Excerpt from a dataset:

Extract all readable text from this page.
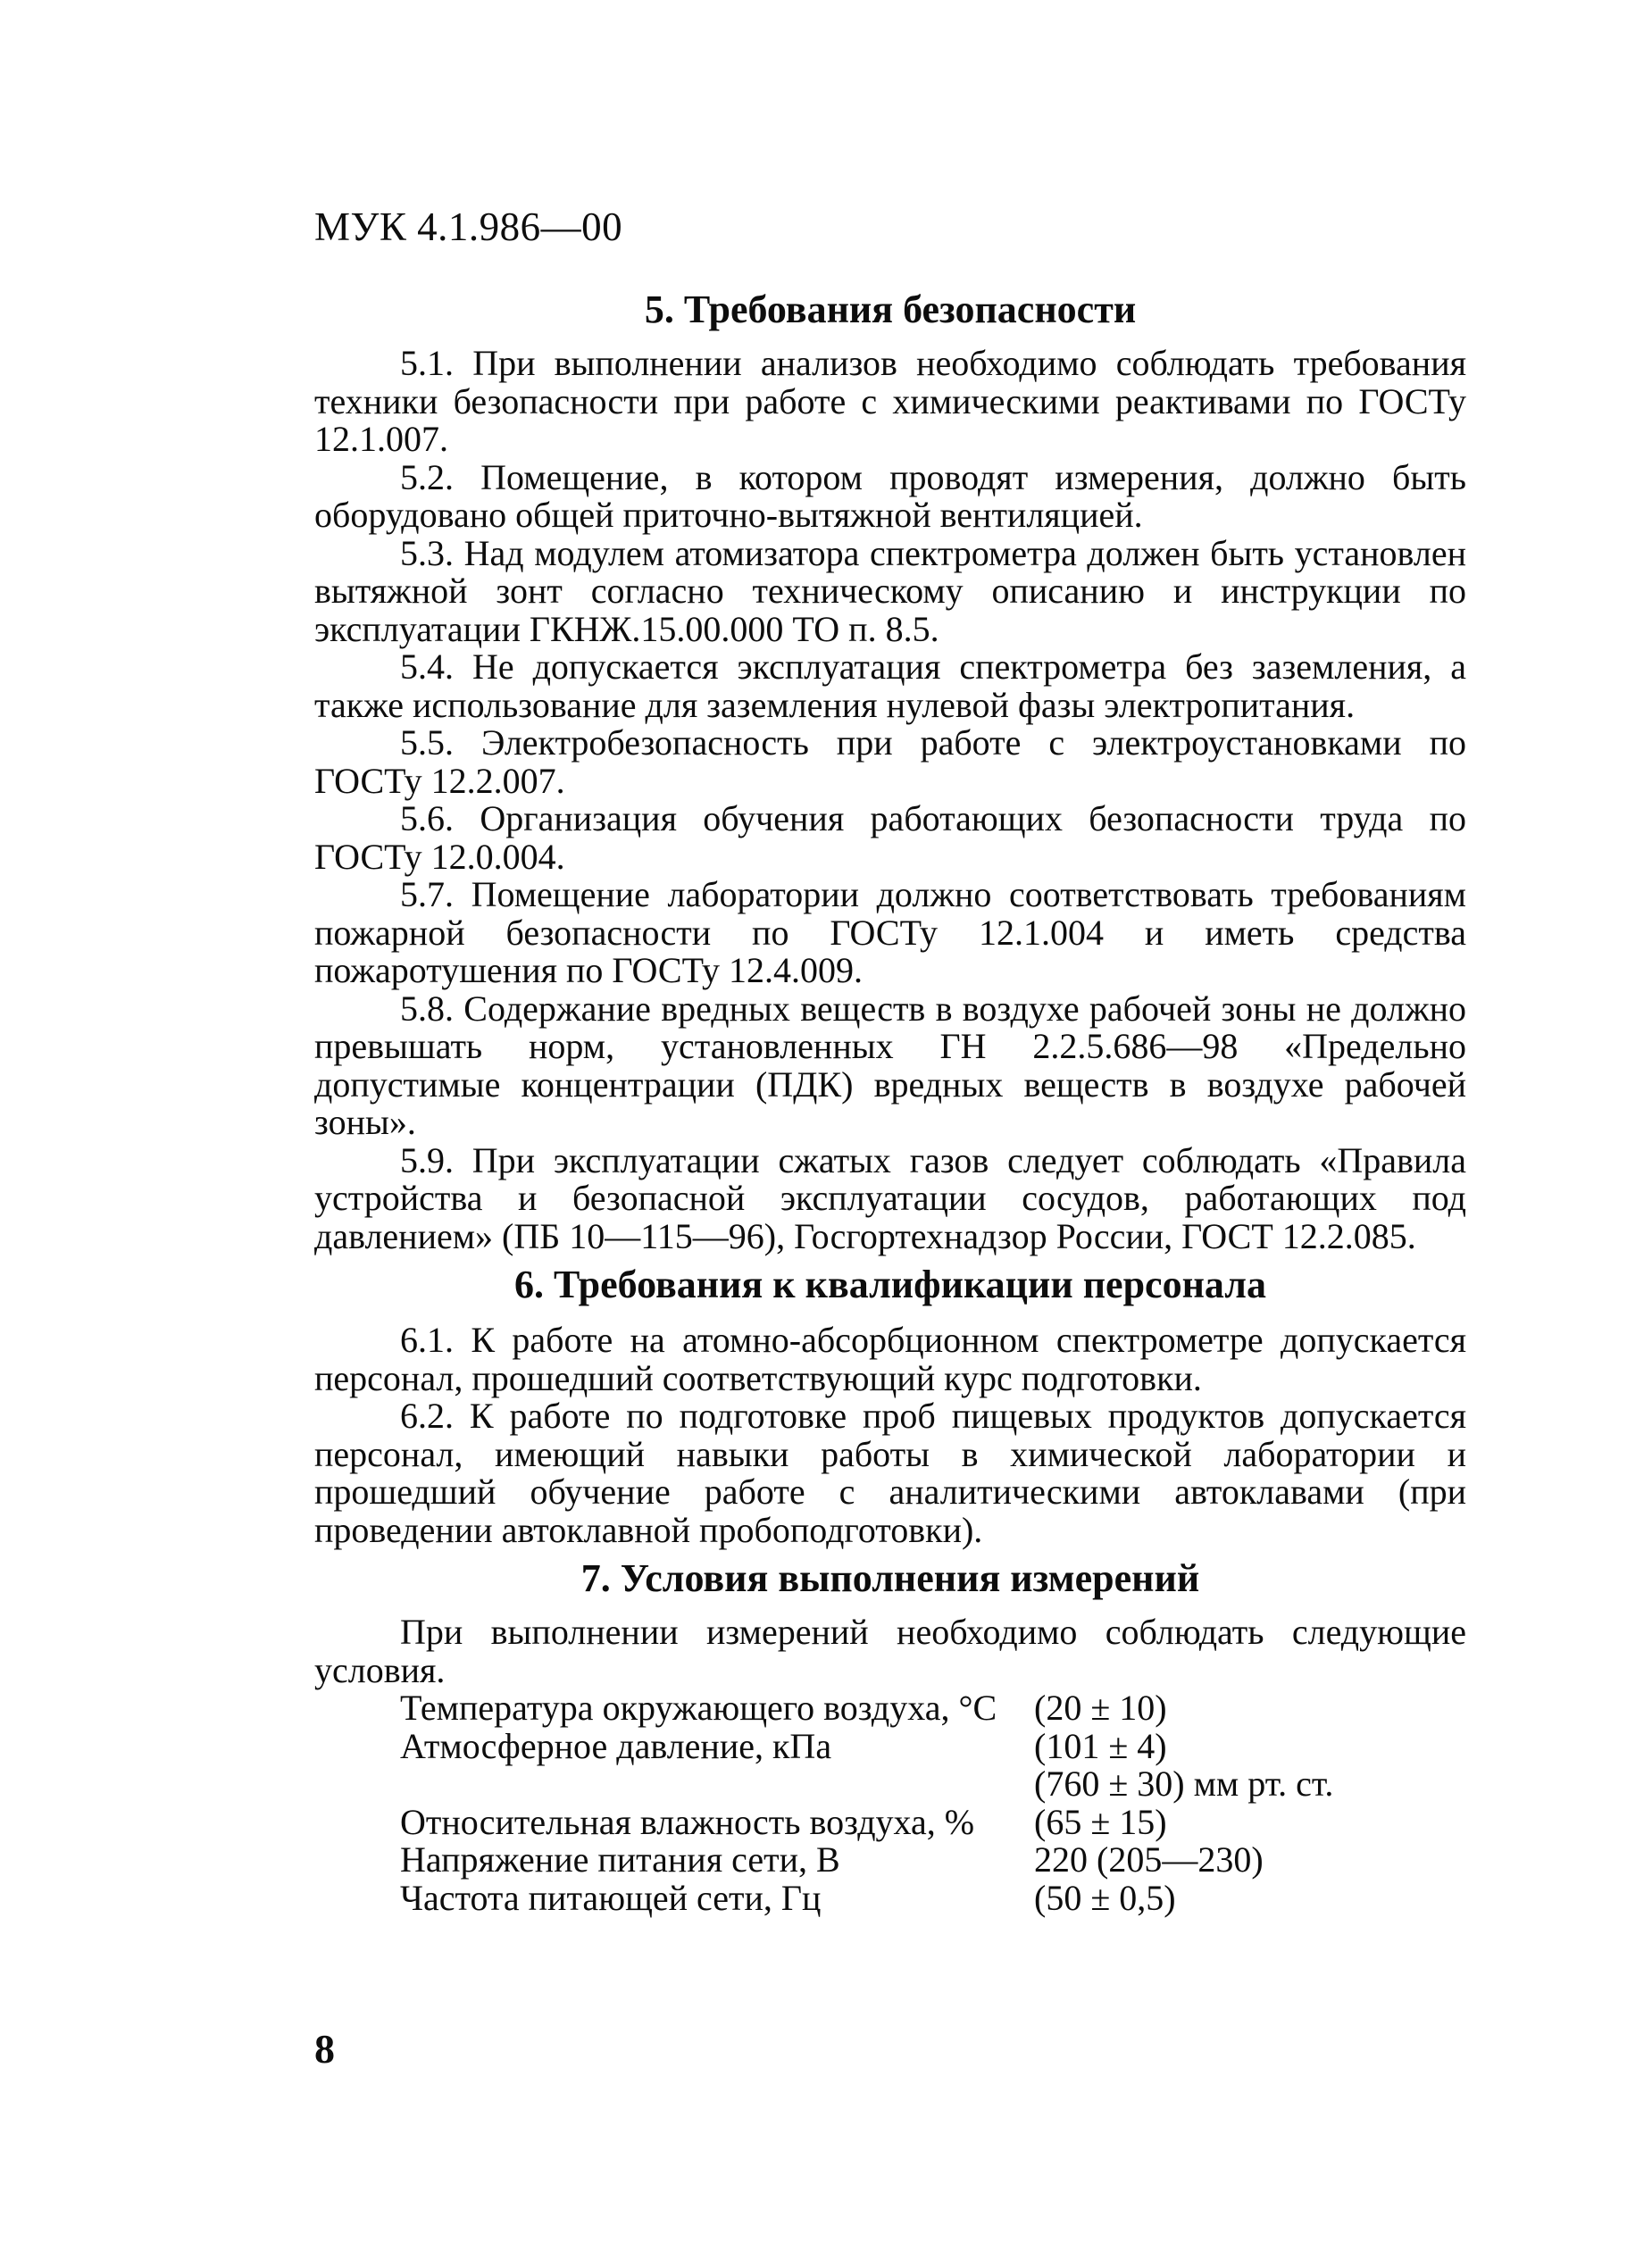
МУК 4.1.986—00
5. Требования безопасности

5.1. При выполнении анализов необходимо соблюдать требования техники безопасности при работе с химическими реактивами по ГОСТу 12.1.007.

5.2. Помещение, в котором проводят измерения, должно быть оборудовано общей приточно-вытяжной вентиляцией.

5.3. Над модулем атомизатора спектрометра должен быть установлен вытяжной зонт согласно техническому описанию и инструкции по эксплуатации ГКНЖ.15.00.000 ТО п. 8.5.

5.4. Не допускается эксплуатация спектрометра без заземления, а также использование для заземления нулевой фазы электропитания.

5.5. Электробезопасность при работе с электроустановками по ГОСТу 12.2.007.

5.6. Организация обучения работающих безопасности труда по ГОСТу 12.0.004.

5.7. Помещение лаборатории должно соответствовать требованиям пожарной безопасности по ГОСТу 12.1.004 и иметь средства пожаротушения по ГОСТу 12.4.009.

5.8. Содержание вредных веществ в воздухе рабочей зоны не должно превышать норм, установленных ГН 2.2.5.686—98 «Предельно допустимые концентрации (ПДК) вредных веществ в воздухе рабочей зоны».

5.9. При эксплуатации сжатых газов следует соблюдать «Правила устройства и безопасной эксплуатации сосудов, работающих под давлением» (ПБ 10—115—96), Госгортехнадзор России, ГОСТ 12.2.085.

6. Требования к квалификации персонала

6.1. К работе на атомно-абсорбционном спектрометре допускается персонал, прошедший соответствующий курс подготовки.

6.2. К работе по подготовке проб пищевых продуктов допускается персонал, имеющий навыки работы в химической лаборатории и прошедший обучение работе с аналитическими автоклавами (при проведении автоклавной пробоподготовки).

7. Условия выполнения измерений

При выполнении измерений необходимо соблюдать следующие условия.

Температура окружающего воздуха, °С	(20 ± 10)
Атмосферное давление, кПа	(101 ± 4)
	(760 ± 30) мм рт. ст.
Относительная влажность воздуха, %	(65 ± 15)
Напряжение питания сети, В	220 (205—230)
Частота питающей сети, Гц	(50 ± 0,5)
8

• [Task to complete]: Which lines hold the word "эксплуатации"? Copy every one of them.

• [Output below]:
5.3. Над модулем атомизатора спектрометра должен быть установлен вытяжной зонт согласно техническому описанию и инструкции по эксплуатации ГКНЖ.15.00.000 ТО п. 8.5.
5.9. При эксплуатации сжатых газов следует соблюдать «Правила устройства и безопасной эксплуатации сосудов, работающих под давлением» (ПБ 10—115—96), Госгортехнадзор России, ГОСТ 12.2.085.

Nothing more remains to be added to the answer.